◆ Aim of the exercise: Copy every line of the records below that holds the word "heart".

◆ Record excerpts:

§

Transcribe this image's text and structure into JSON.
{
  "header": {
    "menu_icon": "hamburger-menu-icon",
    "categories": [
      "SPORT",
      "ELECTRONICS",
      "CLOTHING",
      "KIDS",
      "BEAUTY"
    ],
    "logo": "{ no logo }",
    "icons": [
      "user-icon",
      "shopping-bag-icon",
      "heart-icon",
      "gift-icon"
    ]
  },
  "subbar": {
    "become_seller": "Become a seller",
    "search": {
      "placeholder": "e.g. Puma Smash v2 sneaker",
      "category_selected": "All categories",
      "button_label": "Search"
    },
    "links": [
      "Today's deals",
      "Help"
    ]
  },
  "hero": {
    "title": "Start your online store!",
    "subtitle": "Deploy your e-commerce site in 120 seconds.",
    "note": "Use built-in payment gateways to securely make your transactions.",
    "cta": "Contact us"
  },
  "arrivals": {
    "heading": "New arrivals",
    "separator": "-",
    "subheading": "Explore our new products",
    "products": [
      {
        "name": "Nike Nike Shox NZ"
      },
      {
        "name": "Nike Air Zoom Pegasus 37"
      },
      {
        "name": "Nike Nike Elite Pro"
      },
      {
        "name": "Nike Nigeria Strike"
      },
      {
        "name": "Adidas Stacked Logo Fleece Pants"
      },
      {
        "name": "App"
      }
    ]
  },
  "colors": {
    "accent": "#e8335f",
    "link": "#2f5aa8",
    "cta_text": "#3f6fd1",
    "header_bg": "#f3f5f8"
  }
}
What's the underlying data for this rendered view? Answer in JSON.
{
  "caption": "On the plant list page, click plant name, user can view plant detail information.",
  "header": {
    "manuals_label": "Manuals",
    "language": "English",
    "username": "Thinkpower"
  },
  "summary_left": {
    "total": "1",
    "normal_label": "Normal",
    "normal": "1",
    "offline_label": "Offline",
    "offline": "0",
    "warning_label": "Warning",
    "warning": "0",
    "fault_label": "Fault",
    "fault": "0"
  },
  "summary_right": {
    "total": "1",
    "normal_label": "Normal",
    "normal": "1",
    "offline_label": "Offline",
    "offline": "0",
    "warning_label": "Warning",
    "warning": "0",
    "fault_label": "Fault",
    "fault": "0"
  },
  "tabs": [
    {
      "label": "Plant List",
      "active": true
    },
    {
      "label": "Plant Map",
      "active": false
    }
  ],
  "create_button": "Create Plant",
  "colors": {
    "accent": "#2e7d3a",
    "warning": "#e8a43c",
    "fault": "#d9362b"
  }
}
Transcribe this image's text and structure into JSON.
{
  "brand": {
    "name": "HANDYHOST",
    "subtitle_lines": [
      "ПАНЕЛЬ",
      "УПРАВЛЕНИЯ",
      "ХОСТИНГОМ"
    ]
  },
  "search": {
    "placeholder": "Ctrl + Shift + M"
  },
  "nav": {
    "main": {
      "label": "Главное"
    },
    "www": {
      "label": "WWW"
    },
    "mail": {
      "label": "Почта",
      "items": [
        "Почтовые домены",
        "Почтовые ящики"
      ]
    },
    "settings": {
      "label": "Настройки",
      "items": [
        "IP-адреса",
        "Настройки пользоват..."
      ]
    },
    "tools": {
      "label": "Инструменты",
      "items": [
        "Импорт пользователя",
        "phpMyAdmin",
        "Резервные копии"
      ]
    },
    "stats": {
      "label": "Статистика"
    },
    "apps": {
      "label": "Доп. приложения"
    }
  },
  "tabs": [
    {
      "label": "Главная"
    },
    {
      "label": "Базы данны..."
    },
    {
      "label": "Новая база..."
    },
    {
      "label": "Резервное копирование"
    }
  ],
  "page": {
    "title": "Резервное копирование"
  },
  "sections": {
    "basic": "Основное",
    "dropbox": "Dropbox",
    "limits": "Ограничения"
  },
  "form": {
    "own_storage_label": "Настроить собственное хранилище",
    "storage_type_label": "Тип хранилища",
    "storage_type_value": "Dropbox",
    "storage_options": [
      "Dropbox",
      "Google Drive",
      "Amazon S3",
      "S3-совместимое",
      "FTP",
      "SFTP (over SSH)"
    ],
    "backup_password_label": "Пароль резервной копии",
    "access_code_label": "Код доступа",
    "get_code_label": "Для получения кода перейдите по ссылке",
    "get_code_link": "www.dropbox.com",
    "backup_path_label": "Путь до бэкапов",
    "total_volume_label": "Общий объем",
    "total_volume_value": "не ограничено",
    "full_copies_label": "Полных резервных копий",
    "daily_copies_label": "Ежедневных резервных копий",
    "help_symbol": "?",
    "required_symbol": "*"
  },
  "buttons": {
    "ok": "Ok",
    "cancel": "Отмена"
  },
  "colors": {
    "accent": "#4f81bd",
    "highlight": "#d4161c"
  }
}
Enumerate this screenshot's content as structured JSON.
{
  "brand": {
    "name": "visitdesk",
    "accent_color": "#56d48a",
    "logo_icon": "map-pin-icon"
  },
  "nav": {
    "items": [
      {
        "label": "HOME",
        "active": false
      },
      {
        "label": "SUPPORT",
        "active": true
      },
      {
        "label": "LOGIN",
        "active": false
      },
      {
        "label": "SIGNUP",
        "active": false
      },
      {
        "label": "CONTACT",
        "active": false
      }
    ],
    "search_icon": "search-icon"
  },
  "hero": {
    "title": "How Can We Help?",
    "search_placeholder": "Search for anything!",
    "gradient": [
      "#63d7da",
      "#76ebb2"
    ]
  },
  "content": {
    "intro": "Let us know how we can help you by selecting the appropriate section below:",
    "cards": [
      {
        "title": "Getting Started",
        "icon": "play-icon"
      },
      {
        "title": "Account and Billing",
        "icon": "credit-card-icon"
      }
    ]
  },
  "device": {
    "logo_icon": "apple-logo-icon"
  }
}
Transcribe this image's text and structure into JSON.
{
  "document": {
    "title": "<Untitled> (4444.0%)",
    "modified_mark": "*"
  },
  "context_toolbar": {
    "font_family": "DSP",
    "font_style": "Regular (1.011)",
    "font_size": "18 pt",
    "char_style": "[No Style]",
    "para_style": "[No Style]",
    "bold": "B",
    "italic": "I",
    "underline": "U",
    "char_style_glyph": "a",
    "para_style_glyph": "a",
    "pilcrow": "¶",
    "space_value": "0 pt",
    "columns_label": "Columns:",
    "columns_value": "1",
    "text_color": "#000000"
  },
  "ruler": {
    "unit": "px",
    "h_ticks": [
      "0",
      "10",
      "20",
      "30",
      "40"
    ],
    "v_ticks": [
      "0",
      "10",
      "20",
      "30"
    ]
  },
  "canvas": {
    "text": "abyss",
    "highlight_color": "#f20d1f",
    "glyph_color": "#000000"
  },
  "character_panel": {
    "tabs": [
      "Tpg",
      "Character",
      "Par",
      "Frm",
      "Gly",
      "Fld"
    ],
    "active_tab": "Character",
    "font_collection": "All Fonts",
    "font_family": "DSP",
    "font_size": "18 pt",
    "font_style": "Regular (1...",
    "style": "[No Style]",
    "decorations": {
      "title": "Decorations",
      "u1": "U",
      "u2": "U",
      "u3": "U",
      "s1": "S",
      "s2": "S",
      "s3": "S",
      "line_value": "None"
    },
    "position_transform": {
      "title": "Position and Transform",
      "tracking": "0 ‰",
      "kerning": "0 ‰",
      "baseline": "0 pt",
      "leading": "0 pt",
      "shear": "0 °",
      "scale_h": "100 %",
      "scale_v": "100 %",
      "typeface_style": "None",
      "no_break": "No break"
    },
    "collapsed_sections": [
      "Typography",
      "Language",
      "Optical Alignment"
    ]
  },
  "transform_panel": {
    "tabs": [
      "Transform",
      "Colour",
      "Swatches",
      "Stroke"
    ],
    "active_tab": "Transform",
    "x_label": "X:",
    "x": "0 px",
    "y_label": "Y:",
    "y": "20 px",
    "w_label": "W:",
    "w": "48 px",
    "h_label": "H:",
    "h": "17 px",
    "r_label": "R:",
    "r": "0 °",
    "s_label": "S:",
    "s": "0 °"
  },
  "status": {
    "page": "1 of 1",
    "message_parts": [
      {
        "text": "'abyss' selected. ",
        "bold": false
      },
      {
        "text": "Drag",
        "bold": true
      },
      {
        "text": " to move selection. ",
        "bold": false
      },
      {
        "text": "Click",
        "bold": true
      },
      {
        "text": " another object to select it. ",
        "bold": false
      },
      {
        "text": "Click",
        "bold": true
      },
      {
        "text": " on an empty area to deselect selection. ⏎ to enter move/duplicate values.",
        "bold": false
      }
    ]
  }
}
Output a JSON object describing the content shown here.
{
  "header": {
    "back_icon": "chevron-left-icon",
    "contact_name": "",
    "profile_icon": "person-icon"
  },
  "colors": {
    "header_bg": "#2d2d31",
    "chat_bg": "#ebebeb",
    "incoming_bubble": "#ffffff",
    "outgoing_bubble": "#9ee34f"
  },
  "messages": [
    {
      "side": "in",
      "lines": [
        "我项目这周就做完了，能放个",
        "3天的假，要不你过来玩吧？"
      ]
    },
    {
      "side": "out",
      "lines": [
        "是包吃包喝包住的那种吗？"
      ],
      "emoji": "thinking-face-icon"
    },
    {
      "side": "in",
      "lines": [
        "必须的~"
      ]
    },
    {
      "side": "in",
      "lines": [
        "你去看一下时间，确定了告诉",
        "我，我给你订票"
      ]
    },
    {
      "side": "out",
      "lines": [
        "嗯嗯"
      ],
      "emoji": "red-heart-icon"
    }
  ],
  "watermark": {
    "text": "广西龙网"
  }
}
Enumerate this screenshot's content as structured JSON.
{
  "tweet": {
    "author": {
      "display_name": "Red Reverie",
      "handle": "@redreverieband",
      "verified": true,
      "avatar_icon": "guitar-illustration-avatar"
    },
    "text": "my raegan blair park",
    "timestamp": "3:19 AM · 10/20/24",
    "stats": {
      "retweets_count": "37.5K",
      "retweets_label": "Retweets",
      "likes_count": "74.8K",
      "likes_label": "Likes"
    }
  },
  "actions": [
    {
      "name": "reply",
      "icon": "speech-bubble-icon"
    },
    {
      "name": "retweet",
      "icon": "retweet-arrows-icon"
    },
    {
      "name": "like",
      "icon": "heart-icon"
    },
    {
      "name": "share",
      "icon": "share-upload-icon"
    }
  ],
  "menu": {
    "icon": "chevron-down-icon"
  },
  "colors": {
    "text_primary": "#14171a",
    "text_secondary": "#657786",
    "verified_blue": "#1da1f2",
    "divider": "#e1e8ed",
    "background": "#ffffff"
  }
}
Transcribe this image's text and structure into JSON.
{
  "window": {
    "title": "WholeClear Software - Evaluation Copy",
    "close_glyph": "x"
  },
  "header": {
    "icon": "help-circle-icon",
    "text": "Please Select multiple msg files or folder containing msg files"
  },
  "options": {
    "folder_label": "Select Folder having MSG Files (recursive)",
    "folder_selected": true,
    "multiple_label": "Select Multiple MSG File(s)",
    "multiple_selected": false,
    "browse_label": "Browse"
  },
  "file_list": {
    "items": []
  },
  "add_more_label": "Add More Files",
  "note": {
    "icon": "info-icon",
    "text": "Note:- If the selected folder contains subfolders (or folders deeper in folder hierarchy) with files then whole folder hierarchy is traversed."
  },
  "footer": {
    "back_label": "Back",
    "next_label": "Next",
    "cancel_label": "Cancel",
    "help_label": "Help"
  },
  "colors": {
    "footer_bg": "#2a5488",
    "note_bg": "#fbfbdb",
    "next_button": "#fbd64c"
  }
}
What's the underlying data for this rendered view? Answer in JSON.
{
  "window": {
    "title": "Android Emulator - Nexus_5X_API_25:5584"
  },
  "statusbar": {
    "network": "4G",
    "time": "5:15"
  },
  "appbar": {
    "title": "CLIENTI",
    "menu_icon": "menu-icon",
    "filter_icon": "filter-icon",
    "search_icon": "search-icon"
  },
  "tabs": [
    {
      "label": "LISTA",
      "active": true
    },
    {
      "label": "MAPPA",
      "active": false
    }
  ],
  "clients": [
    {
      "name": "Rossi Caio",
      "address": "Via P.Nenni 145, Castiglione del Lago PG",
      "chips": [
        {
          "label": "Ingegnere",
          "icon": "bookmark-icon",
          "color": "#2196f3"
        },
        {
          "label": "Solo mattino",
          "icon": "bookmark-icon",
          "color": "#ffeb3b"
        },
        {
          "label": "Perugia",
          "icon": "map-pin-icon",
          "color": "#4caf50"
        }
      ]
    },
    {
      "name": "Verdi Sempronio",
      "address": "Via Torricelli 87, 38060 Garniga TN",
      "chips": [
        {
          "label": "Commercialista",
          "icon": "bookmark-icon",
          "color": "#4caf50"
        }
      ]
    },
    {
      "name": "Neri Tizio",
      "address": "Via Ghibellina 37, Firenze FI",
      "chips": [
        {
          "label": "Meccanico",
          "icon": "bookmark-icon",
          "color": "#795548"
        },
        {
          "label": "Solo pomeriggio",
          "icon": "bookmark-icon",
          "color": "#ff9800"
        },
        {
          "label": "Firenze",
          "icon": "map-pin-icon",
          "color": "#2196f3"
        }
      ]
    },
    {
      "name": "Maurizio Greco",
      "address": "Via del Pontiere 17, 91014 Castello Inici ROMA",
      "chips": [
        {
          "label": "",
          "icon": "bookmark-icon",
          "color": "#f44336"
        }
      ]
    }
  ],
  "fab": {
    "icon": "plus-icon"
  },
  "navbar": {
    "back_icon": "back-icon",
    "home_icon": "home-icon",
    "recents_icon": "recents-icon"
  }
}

§

◆ Task output:
      "heart-icon",
      "emoji": "red-heart-icon"
      "icon": "heart-icon"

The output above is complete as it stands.